Print the complete set of entries exactly.

------ Dataset records

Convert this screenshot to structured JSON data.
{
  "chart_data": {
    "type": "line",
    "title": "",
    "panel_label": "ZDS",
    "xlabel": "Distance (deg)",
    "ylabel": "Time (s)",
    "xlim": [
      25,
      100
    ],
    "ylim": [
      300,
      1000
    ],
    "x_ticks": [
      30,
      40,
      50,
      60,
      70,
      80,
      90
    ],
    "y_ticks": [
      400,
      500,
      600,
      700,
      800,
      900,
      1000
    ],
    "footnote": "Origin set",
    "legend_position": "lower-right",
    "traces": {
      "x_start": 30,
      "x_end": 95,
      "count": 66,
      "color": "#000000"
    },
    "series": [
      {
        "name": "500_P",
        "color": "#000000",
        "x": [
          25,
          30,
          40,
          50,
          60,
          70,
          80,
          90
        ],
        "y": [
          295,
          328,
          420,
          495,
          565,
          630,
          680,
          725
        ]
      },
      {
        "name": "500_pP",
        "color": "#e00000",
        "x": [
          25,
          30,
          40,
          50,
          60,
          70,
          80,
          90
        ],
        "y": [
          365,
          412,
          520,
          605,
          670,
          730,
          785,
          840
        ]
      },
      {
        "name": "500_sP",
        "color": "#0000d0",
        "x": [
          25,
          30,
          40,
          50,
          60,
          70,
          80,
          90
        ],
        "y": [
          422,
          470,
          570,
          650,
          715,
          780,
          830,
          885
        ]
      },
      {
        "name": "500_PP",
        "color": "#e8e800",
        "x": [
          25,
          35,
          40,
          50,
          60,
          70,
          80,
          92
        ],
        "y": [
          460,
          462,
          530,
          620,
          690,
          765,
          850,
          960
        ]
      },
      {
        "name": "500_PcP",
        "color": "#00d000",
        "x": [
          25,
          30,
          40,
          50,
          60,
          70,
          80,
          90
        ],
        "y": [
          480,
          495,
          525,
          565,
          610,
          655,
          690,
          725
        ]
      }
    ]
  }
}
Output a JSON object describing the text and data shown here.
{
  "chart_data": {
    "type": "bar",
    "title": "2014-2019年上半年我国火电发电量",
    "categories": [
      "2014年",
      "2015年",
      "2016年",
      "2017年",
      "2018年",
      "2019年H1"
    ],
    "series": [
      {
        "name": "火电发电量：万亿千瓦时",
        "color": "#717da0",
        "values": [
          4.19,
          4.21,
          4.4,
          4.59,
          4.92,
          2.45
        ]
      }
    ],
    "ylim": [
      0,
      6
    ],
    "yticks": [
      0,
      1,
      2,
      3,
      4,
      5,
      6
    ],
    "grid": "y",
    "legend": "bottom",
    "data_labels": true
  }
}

------------

#### Task solution:
Convert this screenshot to structured JSON data.
{
  "chart_data": {
    "type": "line",
    "title": "",
    "panel_label": "ZDS",
    "xlabel": "Distance (deg)",
    "ylabel": "Time (s)",
    "xlim": [
      25,
      100
    ],
    "ylim": [
      300,
      1000
    ],
    "x_ticks": [
      30,
      40,
      50,
      60,
      70,
      80,
      90
    ],
    "y_ticks": [
      400,
      500,
      600,
      700,
      800,
      900,
      1000
    ],
    "footnote": "Origin set",
    "legend_position": "lower-right",
    "traces": {
      "x_start": 30,
      "x_end": 95,
      "count": 66,
      "color": "#000000"
    },
    "series": [
      {
        "name": "500_P",
        "color": "#000000",
        "x": [
          25,
          30,
          40,
          50,
          60,
          70,
          80,
          90
        ],
        "y": [
          295,
          328,
          420,
          495,
          565,
          630,
          680,
          725
        ]
      },
      {
        "name": "500_pP",
        "color": "#e00000",
        "x": [
          25,
          30,
          40,
          50,
          60,
          70,
          80,
          90
        ],
        "y": [
          365,
          412,
          520,
          605,
          670,
          730,
          785,
          840
        ]
      },
      {
        "name": "500_sP",
        "color": "#0000d0",
        "x": [
          25,
          30,
          40,
          50,
          60,
          70,
          80,
          90
        ],
        "y": [
          422,
          470,
          570,
          650,
          715,
          780,
          830,
          885
        ]
      },
      {
        "name": "500_PP",
        "color": "#e8e800",
        "x": [
          25,
          35,
          40,
          50,
          60,
          70,
          80,
          92
        ],
        "y": [
          460,
          462,
          530,
          620,
          690,
          765,
          850,
          960
        ]
      },
      {
        "name": "500_PcP",
        "color": "#00d000",
        "x": [
          25,
          30,
          40,
          50,
          60,
          70,
          80,
          90
        ],
        "y": [
          480,
          495,
          525,
          565,
          610,
          655,
          690,
          725
        ]
      }
    ]
  }
}
Output a JSON object describing the text and data shown here.
{
  "chart_data": {
    "type": "bar",
    "title": "2014-2019年上半年我国火电发电量",
    "categories": [
      "2014年",
      "2015年",
      "2016年",
      "2017年",
      "2018年",
      "2019年H1"
    ],
    "series": [
      {
        "name": "火电发电量：万亿千瓦时",
        "color": "#717da0",
        "values": [
          4.19,
          4.21,
          4.4,
          4.59,
          4.92,
          2.45
        ]
      }
    ],
    "ylim": [
      0,
      6
    ],
    "yticks": [
      0,
      1,
      2,
      3,
      4,
      5,
      6
    ],
    "grid": "y",
    "legend": "bottom",
    "data_labels": true
  }
}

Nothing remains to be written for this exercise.